[Items from a dataset]

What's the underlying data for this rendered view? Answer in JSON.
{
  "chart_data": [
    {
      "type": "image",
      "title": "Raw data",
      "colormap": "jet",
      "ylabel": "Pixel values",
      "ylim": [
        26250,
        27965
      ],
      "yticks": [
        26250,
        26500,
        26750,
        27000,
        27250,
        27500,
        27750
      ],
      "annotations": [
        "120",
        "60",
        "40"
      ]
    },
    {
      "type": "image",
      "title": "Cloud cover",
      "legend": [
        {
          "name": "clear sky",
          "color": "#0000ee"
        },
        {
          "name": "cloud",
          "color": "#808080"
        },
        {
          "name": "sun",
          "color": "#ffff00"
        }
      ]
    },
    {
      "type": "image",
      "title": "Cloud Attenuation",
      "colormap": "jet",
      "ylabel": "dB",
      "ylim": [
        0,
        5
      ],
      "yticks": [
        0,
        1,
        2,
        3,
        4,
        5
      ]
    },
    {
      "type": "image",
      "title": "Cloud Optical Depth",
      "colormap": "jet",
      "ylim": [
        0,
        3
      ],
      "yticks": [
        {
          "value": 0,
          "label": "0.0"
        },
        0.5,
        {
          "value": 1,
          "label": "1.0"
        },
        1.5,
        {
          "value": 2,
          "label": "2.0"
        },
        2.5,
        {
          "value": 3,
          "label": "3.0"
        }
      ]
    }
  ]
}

▶ [Goal]:
Please return the data above exactly as given.

▶ [Finished task]:
What's the underlying data for this rendered view? Answer in JSON.
{
  "chart_data": [
    {
      "type": "image",
      "title": "Raw data",
      "colormap": "jet",
      "ylabel": "Pixel values",
      "ylim": [
        26250,
        27965
      ],
      "yticks": [
        26250,
        26500,
        26750,
        27000,
        27250,
        27500,
        27750
      ],
      "annotations": [
        "120",
        "60",
        "40"
      ]
    },
    {
      "type": "image",
      "title": "Cloud cover",
      "legend": [
        {
          "name": "clear sky",
          "color": "#0000ee"
        },
        {
          "name": "cloud",
          "color": "#808080"
        },
        {
          "name": "sun",
          "color": "#ffff00"
        }
      ]
    },
    {
      "type": "image",
      "title": "Cloud Attenuation",
      "colormap": "jet",
      "ylabel": "dB",
      "ylim": [
        0,
        5
      ],
      "yticks": [
        0,
        1,
        2,
        3,
        4,
        5
      ]
    },
    {
      "type": "image",
      "title": "Cloud Optical Depth",
      "colormap": "jet",
      "ylim": [
        0,
        3
      ],
      "yticks": [
        {
          "value": 0,
          "label": "0.0"
        },
        0.5,
        {
          "value": 1,
          "label": "1.0"
        },
        1.5,
        {
          "value": 2,
          "label": "2.0"
        },
        2.5,
        {
          "value": 3,
          "label": "3.0"
        }
      ]
    }
  ]
}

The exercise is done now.